» Exercise
Copy out the data exactly, leaving the pictures behind.

» Data for the task
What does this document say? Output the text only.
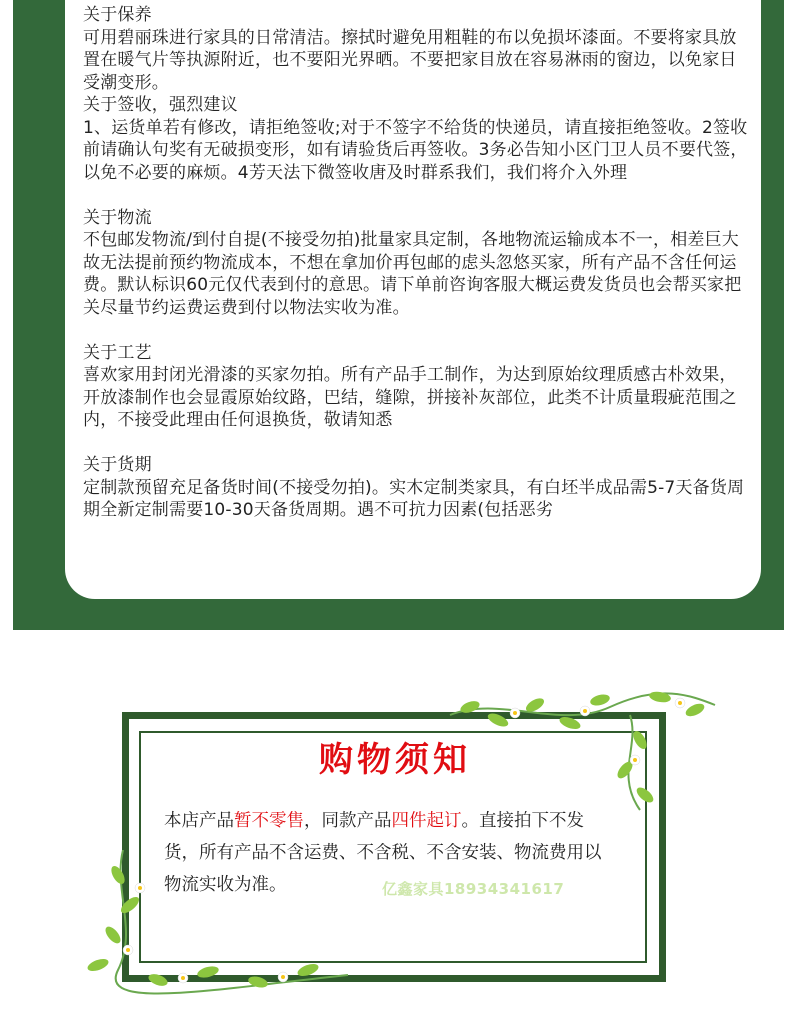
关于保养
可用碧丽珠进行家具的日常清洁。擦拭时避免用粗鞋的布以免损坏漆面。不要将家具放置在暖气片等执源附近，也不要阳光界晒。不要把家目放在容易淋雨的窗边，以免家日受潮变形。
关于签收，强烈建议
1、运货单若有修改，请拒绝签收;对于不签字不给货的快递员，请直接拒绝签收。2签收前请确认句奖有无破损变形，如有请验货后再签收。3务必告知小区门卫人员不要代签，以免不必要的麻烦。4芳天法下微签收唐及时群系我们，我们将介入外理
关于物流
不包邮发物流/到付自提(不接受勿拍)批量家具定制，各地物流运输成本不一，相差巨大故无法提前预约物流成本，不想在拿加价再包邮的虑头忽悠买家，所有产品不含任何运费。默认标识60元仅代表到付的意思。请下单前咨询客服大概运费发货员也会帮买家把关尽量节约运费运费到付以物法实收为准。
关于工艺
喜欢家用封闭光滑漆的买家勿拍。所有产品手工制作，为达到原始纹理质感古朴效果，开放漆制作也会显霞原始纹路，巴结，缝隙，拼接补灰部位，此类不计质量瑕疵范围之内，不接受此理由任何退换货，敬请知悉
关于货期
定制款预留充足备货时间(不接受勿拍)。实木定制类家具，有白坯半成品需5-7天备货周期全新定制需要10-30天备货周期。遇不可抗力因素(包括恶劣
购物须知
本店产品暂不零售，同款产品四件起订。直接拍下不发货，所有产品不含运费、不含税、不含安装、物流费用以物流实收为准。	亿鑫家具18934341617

» Complete response
What does this document say? Output the text only.
关于保养
可用碧丽珠进行家具的日常清洁。擦拭时避免用粗鞋的布以免损坏漆面。不要将家具放置在暖气片等执源附近，也不要阳光界晒。不要把家目放在容易淋雨的窗边，以免家日受潮变形。
关于签收，强烈建议
1、运货单若有修改，请拒绝签收;对于不签字不给货的快递员，请直接拒绝签收。2签收前请确认句奖有无破损变形，如有请验货后再签收。3务必告知小区门卫人员不要代签，以免不必要的麻烦。4芳天法下微签收唐及时群系我们，我们将介入外理
关于物流
不包邮发物流/到付自提(不接受勿拍)批量家具定制，各地物流运输成本不一，相差巨大故无法提前预约物流成本，不想在拿加价再包邮的虑头忽悠买家，所有产品不含任何运费。默认标识60元仅代表到付的意思。请下单前咨询客服大概运费发货员也会帮买家把关尽量节约运费运费到付以物法实收为准。
关于工艺
喜欢家用封闭光滑漆的买家勿拍。所有产品手工制作，为达到原始纹理质感古朴效果，开放漆制作也会显霞原始纹路，巴结，缝隙，拼接补灰部位，此类不计质量瑕疵范围之内，不接受此理由任何退换货，敬请知悉
关于货期
定制款预留充足备货时间(不接受勿拍)。实木定制类家具，有白坯半成品需5-7天备货周期全新定制需要10-30天备货周期。遇不可抗力因素(包括恶劣
购物须知
本店产品暂不零售，同款产品四件起订。直接拍下不发货，所有产品不含运费、不含税、不含安装、物流费用以物流实收为准。	亿鑫家具18934341617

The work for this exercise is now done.